> _Short task_
Within the records that follow, find every line containing the string "graph". Copy those lines.
------------------------------
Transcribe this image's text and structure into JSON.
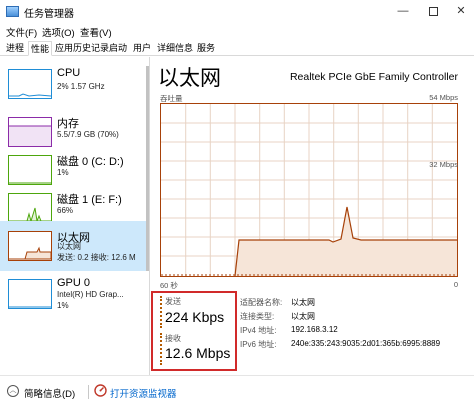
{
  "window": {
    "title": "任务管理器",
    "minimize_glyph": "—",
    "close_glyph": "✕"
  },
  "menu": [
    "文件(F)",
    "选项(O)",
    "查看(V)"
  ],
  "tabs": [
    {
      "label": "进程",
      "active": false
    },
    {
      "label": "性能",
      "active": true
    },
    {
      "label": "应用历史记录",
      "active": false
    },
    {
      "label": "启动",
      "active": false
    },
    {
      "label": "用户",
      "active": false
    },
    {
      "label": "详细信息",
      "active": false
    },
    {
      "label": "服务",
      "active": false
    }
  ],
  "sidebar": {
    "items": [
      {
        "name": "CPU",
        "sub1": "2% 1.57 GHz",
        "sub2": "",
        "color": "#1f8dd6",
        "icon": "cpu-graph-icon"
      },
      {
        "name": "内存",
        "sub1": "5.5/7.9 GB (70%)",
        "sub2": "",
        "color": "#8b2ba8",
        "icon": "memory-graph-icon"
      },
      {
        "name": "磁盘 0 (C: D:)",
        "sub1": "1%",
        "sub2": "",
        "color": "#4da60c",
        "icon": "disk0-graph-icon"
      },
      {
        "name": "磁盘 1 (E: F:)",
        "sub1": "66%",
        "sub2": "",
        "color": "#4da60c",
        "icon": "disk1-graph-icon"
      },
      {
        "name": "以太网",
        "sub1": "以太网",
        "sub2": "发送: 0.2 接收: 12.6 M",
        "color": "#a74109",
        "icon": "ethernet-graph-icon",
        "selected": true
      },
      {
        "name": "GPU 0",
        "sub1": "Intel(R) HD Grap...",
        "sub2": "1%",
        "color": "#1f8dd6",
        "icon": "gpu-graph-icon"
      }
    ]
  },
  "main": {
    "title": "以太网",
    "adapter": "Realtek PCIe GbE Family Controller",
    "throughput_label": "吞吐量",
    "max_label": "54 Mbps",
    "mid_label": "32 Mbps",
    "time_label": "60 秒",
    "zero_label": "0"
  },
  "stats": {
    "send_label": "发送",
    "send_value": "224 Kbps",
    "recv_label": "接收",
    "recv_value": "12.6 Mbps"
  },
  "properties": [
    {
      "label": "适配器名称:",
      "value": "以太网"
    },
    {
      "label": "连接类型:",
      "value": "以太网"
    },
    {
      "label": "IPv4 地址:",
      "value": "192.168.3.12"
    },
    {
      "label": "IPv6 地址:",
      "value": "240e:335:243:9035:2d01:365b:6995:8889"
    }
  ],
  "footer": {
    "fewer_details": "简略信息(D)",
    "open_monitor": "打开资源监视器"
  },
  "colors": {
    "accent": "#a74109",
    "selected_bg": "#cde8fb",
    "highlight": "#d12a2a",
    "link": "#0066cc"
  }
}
------------------------------
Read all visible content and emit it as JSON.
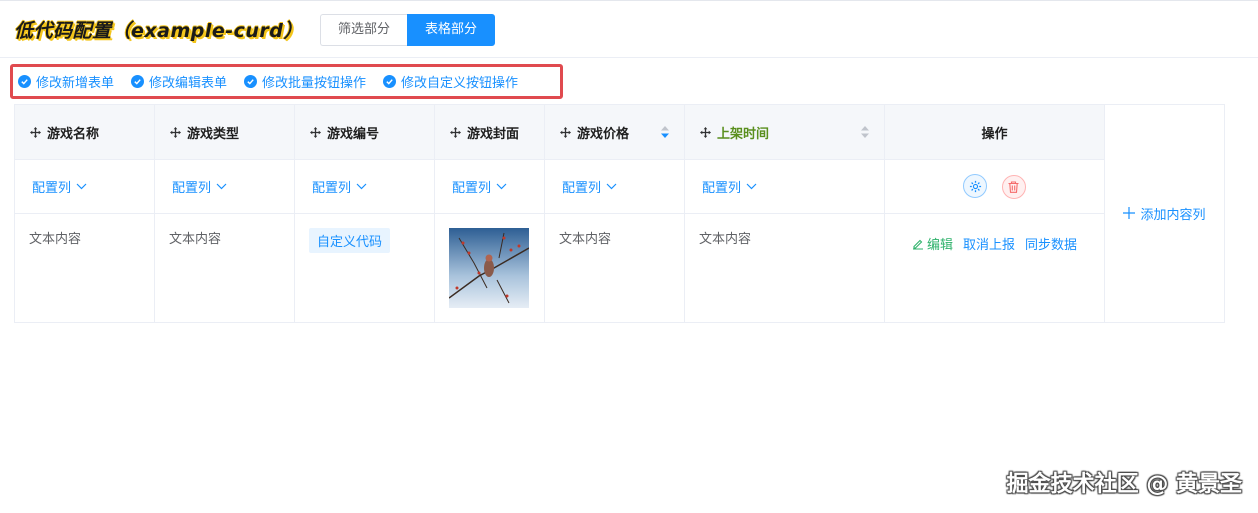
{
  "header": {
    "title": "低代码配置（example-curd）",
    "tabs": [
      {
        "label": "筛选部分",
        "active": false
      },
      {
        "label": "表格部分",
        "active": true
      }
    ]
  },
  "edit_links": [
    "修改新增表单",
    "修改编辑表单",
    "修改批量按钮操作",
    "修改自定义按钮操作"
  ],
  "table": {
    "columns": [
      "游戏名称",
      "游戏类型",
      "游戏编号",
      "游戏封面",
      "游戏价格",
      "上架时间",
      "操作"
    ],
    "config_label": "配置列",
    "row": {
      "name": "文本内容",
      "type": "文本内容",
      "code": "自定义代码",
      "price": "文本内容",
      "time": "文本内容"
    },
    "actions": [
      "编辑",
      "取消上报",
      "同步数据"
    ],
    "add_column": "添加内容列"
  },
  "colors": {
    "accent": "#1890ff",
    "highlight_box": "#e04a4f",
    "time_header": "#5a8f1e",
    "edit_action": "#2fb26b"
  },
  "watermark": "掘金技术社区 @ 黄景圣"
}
------------------------------
> _Solution for this task_
        "icon": "cpu-graph-icon"
        "icon": "memory-graph-icon"
        "icon": "disk0-graph-icon"
        "icon": "disk1-graph-icon"
        "icon": "ethernet-graph-icon",
        "icon": "gpu-graph-icon"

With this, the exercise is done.